[Saved entries]
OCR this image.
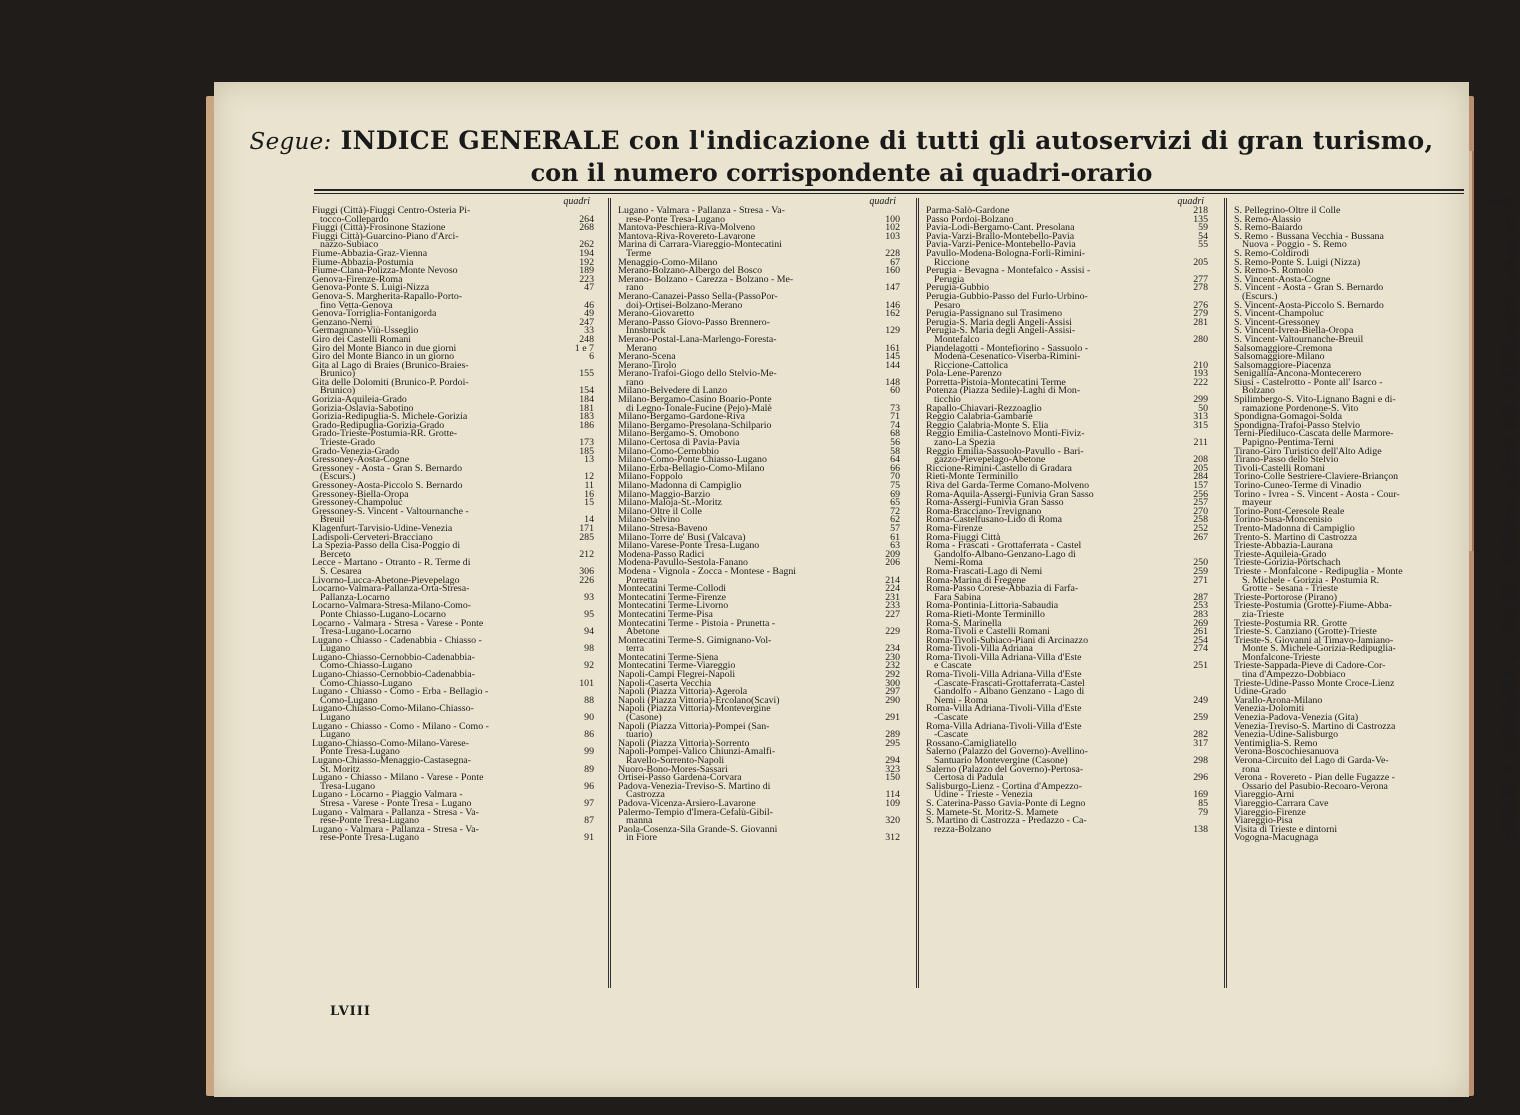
Segue: INDICE GENERALE con l'indicazione di tutti gli autoservizi di gran turismo,
con il numero corrispondente ai quadri-orario
quadri
Fiuggi (Città)-Fiuggi Centro-Osteria Pi-
tocco-Collepardo	264
Fiuggi (Città)-Frosinone Stazione	268
Fiuggi Città)-Guarcino-Piano d'Arci-
nazzo-Subiaco	262
Fiume-Abbazia-Graz-Vienna	194
Fiume-Abbazia-Postumia	192
Fiume-Clana-Polizza-Monte Nevoso	189
Genova-Firenze-Roma	223
Genova-Ponte S. Luigi-Nizza	47
Genova-S. Margherita-Rapallo-Porto-
fino Vetta-Genova	46
Genova-Torriglia-Fontanigorda	49
Genzano-Nemi	247
Germagnano-Viù-Usseglio	33
Giro dei Castelli Romani	248
Giro del Monte Bianco in due giorni	1 e 7
Giro del Monte Bianco in un giorno	6
Gita al Lago di Braies (Brunico-Braies-
Brunico)	155
Gita delle Dolomiti (Brunico-P. Pordoi-
Brunico)	154
Gorizia-Aquileia-Grado	184
Gorizia-Oslavia-Sabotino	181
Gorizia-Redipuglia-S. Michele-Gorizia	183
Grado-Redipuglia-Gorizia-Grado	186
Grado-Trieste-Postumia-RR. Grotte-
Trieste-Grado	173
Grado-Venezia-Grado	185
Gressoney-Aosta-Cogne	13
Gressoney - Aosta - Gran S. Bernardo
(Escurs.)	12
Gressoney-Aosta-Piccolo S. Bernardo	11
Gressoney-Biella-Oropa	16
Gressoney-Champoluc	15
Gressoney-S. Vincent - Valtournanche -
Breuil	14
Klagenfurt-Tarvisio-Udine-Venezia	171
Ladispoli-Cerveteri-Bracciano	285
La Spezia-Passo della Cisa-Poggio di
Berceto	212
Lecce - Martano - Otranto - R. Terme di
S. Cesarea	306
Livorno-Lucca-Abetone-Pievepelago	226
Locarno-Valmara-Pallanza-Orta-Stresa-
Pallanza-Locarno	93
Locarno-Valmara-Stresa-Milano-Como-
Ponte Chiasso-Lugano-Locarno	95
Locarno - Valmara - Stresa - Varese - Ponte
Tresa-Lugano-Locarno	94
Lugano - Chiasso - Cadenabbia - Chiasso -
Lugano	98
Lugano-Chiasso-Cernobbio-Cadenabbia-
Como-Chiasso-Lugano	92
Lugano-Chiasso-Cernobbio-Cadenabbia-
Como-Chiasso-Lugano	101
Lugano - Chiasso - Como - Erba - Bellagio -
Como-Lugano	88
Lugano-Chiasso-Como-Milano-Chiasso-
Lugano	90
Lugano - Chiasso - Como - Milano - Como -
Lugano	86
Lugano-Chiasso-Como-Milano-Varese-
Ponte Tresa-Lugano	99
Lugano-Chiasso-Menaggio-Castasegna-
St. Moritz	89
Lugano - Chiasso - Milano - Varese - Ponte
Tresa-Lugano	96
Lugano - Locarno - Piaggio Valmara -
Stresa - Varese - Ponte Tresa - Lugano	97
Lugano - Valmara - Pallanza - Stresa - Va-
rese-Ponte Tresa-Lugano	87
Lugano - Valmara - Pallanza - Stresa - Va-
rese-Ponte Tresa-Lugano	91
quadri
Lugano - Valmara - Pallanza - Stresa - Va-
rese-Ponte Tresa-Lugano	100
Mantova-Peschiera-Riva-Molveno	102
Mantova-Riva-Rovereto-Lavarone	103
Marina di Carrara-Viareggio-Montecatini
Terme	228
Menaggio-Como-Milano	67
Merano-Bolzano-Albergo del Bosco	160
Merano- Bolzano - Carezza - Bolzano - Me-
rano	147
Merano-Canazei-Passo Sella-(PassoPor-
doi)-Ortisei-Bolzano-Merano	146
Merano-Giovaretto	162
Merano-Passo Giovo-Passo Brennero-
Innsbruck	129
Merano-Postal-Lana-Marlengo-Foresta-
Merano	161
Merano-Scena	145
Merano-Tirolo	144
Merano-Trafoi-Giogo dello Stelvio-Me-
rano	148
Milano-Belvedere di Lanzo	60
Milano-Bergamo-Casino Boario-Ponte
di Legno-Tonale-Fucine (Pejo)-Malè	73
Milano-Bergamo-Gardone-Riva	71
Milano-Bergamo-Presolana-Schilpario	74
Milano-Bergamo-S. Omobono	68
Milano-Certosa di Pavia-Pavia	56
Milano-Como-Cernobbio	58
Milano-Como-Ponte Chiasso-Lugano	64
Milano-Erba-Bellagio-Como-Milano	66
Milano-Foppolo	70
Milano-Madonna di Campiglio	75
Milano-Maggio-Barzio	69
Milano-Maloja-St.-Moritz	65
Milano-Oltre il Colle	72
Milano-Selvino	62
Milano-Stresa-Baveno	57
Milano-Torre de' Busi (Valcava)	61
Milano-Varese-Ponte Tresa-Lugano	63
Modena-Passo Radici	209
Modena-Pavullo-Sestola-Fanano	206
Modena - Vignola - Zocca - Montese - Bagni
Porretta	214
Montecatini Terme-Collodi	224
Montecatini Terme-Firenze	231
Montecatini Terme-Livorno	233
Montecatini Terme-Pisa	227
Montecatini Terme - Pistoia - Prunetta -
Abetone	229
Montecatini Terme-S. Gimignano-Vol-
terra	234
Montecatini Terme-Siena	230
Montecatini Terme-Viareggio	232
Napoli-Campi Flegrei-Napoli	292
Napoli-Caserta Vecchia	300
Napoli (Piazza Vittoria)-Agerola	297
Napoli (Piazza Vittoria)-Ercolano(Scavi)	290
Napoli (Piazza Vittoria)-Montevergine
(Casone)	291
Napoli (Piazza Vittoria)-Pompei (San-
tuario)	289
Napoli (Piazza Vittoria)-Sorrento	295
Napoli-Pompei-Valico Chiunzi-Amalfi-
Ravello-Sorrento-Napoli	294
Nuoro-Bono-Mores-Sassari	323
Ortisei-Passo Gardena-Corvara	150
Padova-Venezia-Treviso-S. Martino di
Castrozza	114
Padova-Vicenza-Arsiero-Lavarone	109
Palermo-Tempio d'Imera-Cefalù-Gibil-
manna	320
Paola-Cosenza-Sila Grande-S. Giovanni
in Fiore	312
quadri
Parma-Salò-Gardone	218
Passo Pordoi-Bolzano	135
Pavia-Lodi-Bergamo-Cant. Presolana	59
Pavia-Varzi-Brallo-Montebello-Pavia	54
Pavia-Varzi-Penice-Montebello-Pavia	55
Pavullo-Modena-Bologna-Forlì-Rimini-
Riccione	205
Perugia - Bevagna - Montefalco - Assisi -
Perugia	277
Perugia-Gubbio	278
Perugia-Gubbio-Passo del Furlo-Urbino-
Pesaro	276
Perugia-Passignano sul Trasimeno	279
Perugia-S. Maria degli Angeli-Assisi	281
Perugia-S. Maria degli Angeli-Assisi-
Montefalco	280
Piandelagotti - Montefiorino - Sassuolo -
Modena-Cesenatico-Viserba-Rimini-
Riccione-Cattolica	210
Pola-Lene-Parenzo	193
Porretta-Pistoia-Montecatini Terme	222
Potenza (Piazza Sedile)-Laghi di Mon-
ticchio	299
Rapallo-Chiavari-Rezzoaglio	50
Reggio Calabria-Gambarie	313
Reggio Calabria-Monte S. Elia	315
Reggio Emilia-Castelnovo Monti-Fiviz-
zano-La Spezia	211
Reggio Emilia-Sassuolo-Pavullo - Bari-
gazzo-Pievepelago-Abetone	208
Riccione-Rimini-Castello di Gradara	205
Rieti-Monte Terminillo	284
Riva del Garda-Terme Comano-Molveno	157
Roma-Aquila-Assergi-Funivia Gran Sasso	256
Roma-Assergi-Funivia Gran Sasso	257
Roma-Bracciano-Trevignano	270
Roma-Castelfusano-Lido di Roma	258
Roma-Firenze	252
Roma-Fiuggi Città	267
Roma - Frascati - Grottaferrata - Castel
Gandolfo-Albano-Genzano-Lago di
Nemi-Roma	250
Roma-Frascati-Lago di Nemi	259
Roma-Marina di Fregene	271
Roma-Passo Corese-Abbazia di Farfa-
Fara Sabina	287
Roma-Pontinia-Littoria-Sabaudia	253
Roma-Rieti-Monte Terminillo	283
Roma-S. Marinella	269
Roma-Tivoli e Castelli Romani	261
Roma-Tivoli-Subiaco-Piani di Arcinazzo	254
Roma-Tivoli-Villa Adriana	274
Roma-Tivoli-Villa Adriana-Villa d'Este
e Cascate	251
Roma-Tivoli-Villa Adriana-Villa d'Este
-Cascate-Frascati-Grottaferrata-Castel
Gandolfo - Albano Genzano - Lago di
Nemi - Roma	249
Roma-Villa Adriana-Tivoli-Villa d'Este
-Cascate	259
Roma-Villa Adriana-Tivoli-Villa d'Este
-Cascate	282
Rossano-Camigliatello	317
Salerno (Palazzo del Governo)-Avellino-
Santuario Montevergine (Casone)	298
Salerno (Palazzo del Governo)-Pertosa-
Certosa di Padula	296
Salisburgo-Lienz - Cortina d'Ampezzo-
Udine - Trieste - Venezia	169
S. Caterina-Passo Gavia-Ponte di Legno	85
S. Mamete-St. Moritz-S. Mamete	79
S. Martino di Castrozza - Predazzo - Ca-
rezza-Bolzano	138
quadri
S. Pellegrino-Oltre il Colle	77
S. Remo-Alassio	41
S. Remo-Baiardo	43
S. Remo - Bussana Vecchia - Bussana
Nuova - Poggio - S. Remo	45
S. Remo-Coldirodi	44
S. Remo-Ponte S. Luigi (Nizza)	40
S. Remo-S. Romolo	42
S. Vincent-Aosta-Cogne	26
S. Vincent - Aosta - Gran S. Bernardo
(Escurs.)	25
S. Vincent-Aosta-Piccolo S. Bernardo	27
S. Vincent-Champoluc	28
S. Vincent-Gressoney	29
S. Vincent-Ivrea-Biella-Oropa	30
S. Vincent-Valtournanche-Breuil	24
Salsomaggiore-Cremona	215
Salsomaggiore-Milano	217
Salsomaggiore-Piacenza	216
Senigallia-Ancona-Montecerero	286
Siusi - Castelrotto - Ponte all' Isarco -
Bolzano	151
Spilimbergo-S. Vito-Lignano Bagni e di-
ramazione Pordenone-S. Vito	168
Spondigna-Gomagoi-Solda	131
Spondigna-Trafoi-Passo Stelvio	136
Terni-Piediluco-Cascata delle Marmore-
Papigno-Pentima-Terni	273
Tirano-Giro Turistico dell'Alto Adige	83
Tirano-Passo dello Stelvio	81
Tivoli-Castelli Romani	275
Torino-Colle Sestriere-Claviere-Briançon	9
Torino-Cuneo-Terme di Vinadio	36
Torino - Ivrea - S. Vincent - Aosta - Cour-
mayeur	23
Torino-Pont-Ceresole Reale	32
Torino-Susa-Moncenisio	31
Trento-Madonna di Campiglio	158
Trento-S. Martino di Castrozza	159
Trieste-Abbazia-Laurana	179
Trieste-Aquileia-Grado	188
Trieste-Gorizia-Pörtschach	182
Trieste - Monfalcone - Redipuglia - Monte
S. Michele - Gorizia - Postumia R.
Grotte - Sesana - Trieste	174
Trieste-Portorose (Pirano)	170
Trieste-Postumia (Grotte)-Fiume-Abba-
zia-Trieste	178
Trieste-Postumia RR. Grotte	177
Trieste-S. Canziano (Grotte)-Trieste	175
Trieste-S. Giovanni al Timavo-Jamiano-
Monte S. Michele-Gorizia-Redipuglia-
Monfalcone-Trieste	176
Trieste-Sappada-Pieve di Cadore-Cor-
tina d'Ampezzo-Dobbiaco	180
Trieste-Udine-Passo Monte Croce-Lienz	190
Udine-Grado	167
Varallo-Arona-Milano	10
Venezia-Dolomiti	166
Venezia-Padova-Venezia (Gita)	115
Venezia-Treviso-S. Martino di Castrozza	116
Venezia-Udine-Salisburgo	187
Ventimiglia-S. Remo	38
Verona-Boscochiesanuova	110
Verona-Circuito del Lago di Garda-Ve-
rona	107
Verona - Rovereto - Pian delle Fugazze -
Ossario del Pasubio-Recoaro-Verona	108
Viareggio-Arni	245
Viareggio-Carrara Cave	236
Viareggio-Firenze	235
Viareggio-Pisa	237
Visita di Trieste e dintorni	172
Vogogna-Macugnaga	53
LVIII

● **Set exercise**
Gather from the data above every line with the string "Subiaco".

● **Reply**
nazzo-Subiaco	262
Roma-Tivoli-Subiaco-Piani di Arcinazzo	254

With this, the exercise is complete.